## Problem to work on
Print all of the entries exactly, minus the pictures.

Excerpts from a figure dataset
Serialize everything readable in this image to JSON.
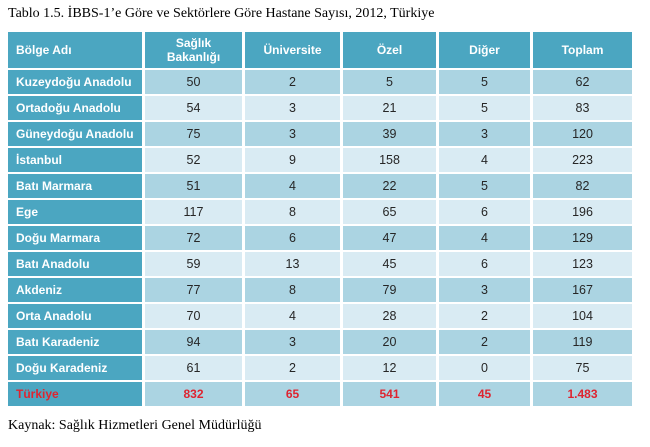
{
  "title": "Tablo 1.5. İBBS-1’e Göre ve Sektörlere Göre Hastane Sayısı, 2012, Türkiye",
  "source": "Kaynak: Sağlık Hizmetleri Genel Müdürlüğü",
  "colors": {
    "header_teal": "#4BA6C1",
    "row_medium": "#ABD4E2",
    "row_light": "#D9EBF3",
    "total_red": "#DE2430"
  },
  "table": {
    "columns": [
      "Bölge Adı",
      "Sağlık Bakanlığı",
      "Üniversite",
      "Özel",
      "Diğer",
      "Toplam"
    ],
    "rows": [
      {
        "region": "Kuzeydoğu Anadolu",
        "values": [
          "50",
          "2",
          "5",
          "5",
          "62"
        ]
      },
      {
        "region": "Ortadoğu Anadolu",
        "values": [
          "54",
          "3",
          "21",
          "5",
          "83"
        ]
      },
      {
        "region": "Güneydoğu Anadolu",
        "values": [
          "75",
          "3",
          "39",
          "3",
          "120"
        ]
      },
      {
        "region": "İstanbul",
        "values": [
          "52",
          "9",
          "158",
          "4",
          "223"
        ]
      },
      {
        "region": "Batı Marmara",
        "values": [
          "51",
          "4",
          "22",
          "5",
          "82"
        ]
      },
      {
        "region": "Ege",
        "values": [
          "117",
          "8",
          "65",
          "6",
          "196"
        ]
      },
      {
        "region": "Doğu Marmara",
        "values": [
          "72",
          "6",
          "47",
          "4",
          "129"
        ]
      },
      {
        "region": "Batı Anadolu",
        "values": [
          "59",
          "13",
          "45",
          "6",
          "123"
        ]
      },
      {
        "region": "Akdeniz",
        "values": [
          "77",
          "8",
          "79",
          "3",
          "167"
        ]
      },
      {
        "region": "Orta Anadolu",
        "values": [
          "70",
          "4",
          "28",
          "2",
          "104"
        ]
      },
      {
        "region": "Batı Karadeniz",
        "values": [
          "94",
          "3",
          "20",
          "2",
          "119"
        ]
      },
      {
        "region": "Doğu Karadeniz",
        "values": [
          "61",
          "2",
          "12",
          "0",
          "75"
        ]
      }
    ],
    "total_row": {
      "region": "Türkiye",
      "values": [
        "832",
        "65",
        "541",
        "45",
        "1.483"
      ]
    }
  }
}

## Response to the exercise
Serialize everything readable in this image to JSON.
{
  "title": "Tablo 1.5. İBBS-1’e Göre ve Sektörlere Göre Hastane Sayısı, 2012, Türkiye",
  "source": "Kaynak: Sağlık Hizmetleri Genel Müdürlüğü",
  "colors": {
    "header_teal": "#4BA6C1",
    "row_medium": "#ABD4E2",
    "row_light": "#D9EBF3",
    "total_red": "#DE2430"
  },
  "table": {
    "columns": [
      "Bölge Adı",
      "Sağlık Bakanlığı",
      "Üniversite",
      "Özel",
      "Diğer",
      "Toplam"
    ],
    "rows": [
      {
        "region": "Kuzeydoğu Anadolu",
        "values": [
          "50",
          "2",
          "5",
          "5",
          "62"
        ]
      },
      {
        "region": "Ortadoğu Anadolu",
        "values": [
          "54",
          "3",
          "21",
          "5",
          "83"
        ]
      },
      {
        "region": "Güneydoğu Anadolu",
        "values": [
          "75",
          "3",
          "39",
          "3",
          "120"
        ]
      },
      {
        "region": "İstanbul",
        "values": [
          "52",
          "9",
          "158",
          "4",
          "223"
        ]
      },
      {
        "region": "Batı Marmara",
        "values": [
          "51",
          "4",
          "22",
          "5",
          "82"
        ]
      },
      {
        "region": "Ege",
        "values": [
          "117",
          "8",
          "65",
          "6",
          "196"
        ]
      },
      {
        "region": "Doğu Marmara",
        "values": [
          "72",
          "6",
          "47",
          "4",
          "129"
        ]
      },
      {
        "region": "Batı Anadolu",
        "values": [
          "59",
          "13",
          "45",
          "6",
          "123"
        ]
      },
      {
        "region": "Akdeniz",
        "values": [
          "77",
          "8",
          "79",
          "3",
          "167"
        ]
      },
      {
        "region": "Orta Anadolu",
        "values": [
          "70",
          "4",
          "28",
          "2",
          "104"
        ]
      },
      {
        "region": "Batı Karadeniz",
        "values": [
          "94",
          "3",
          "20",
          "2",
          "119"
        ]
      },
      {
        "region": "Doğu Karadeniz",
        "values": [
          "61",
          "2",
          "12",
          "0",
          "75"
        ]
      }
    ],
    "total_row": {
      "region": "Türkiye",
      "values": [
        "832",
        "65",
        "541",
        "45",
        "1.483"
      ]
    }
  }
}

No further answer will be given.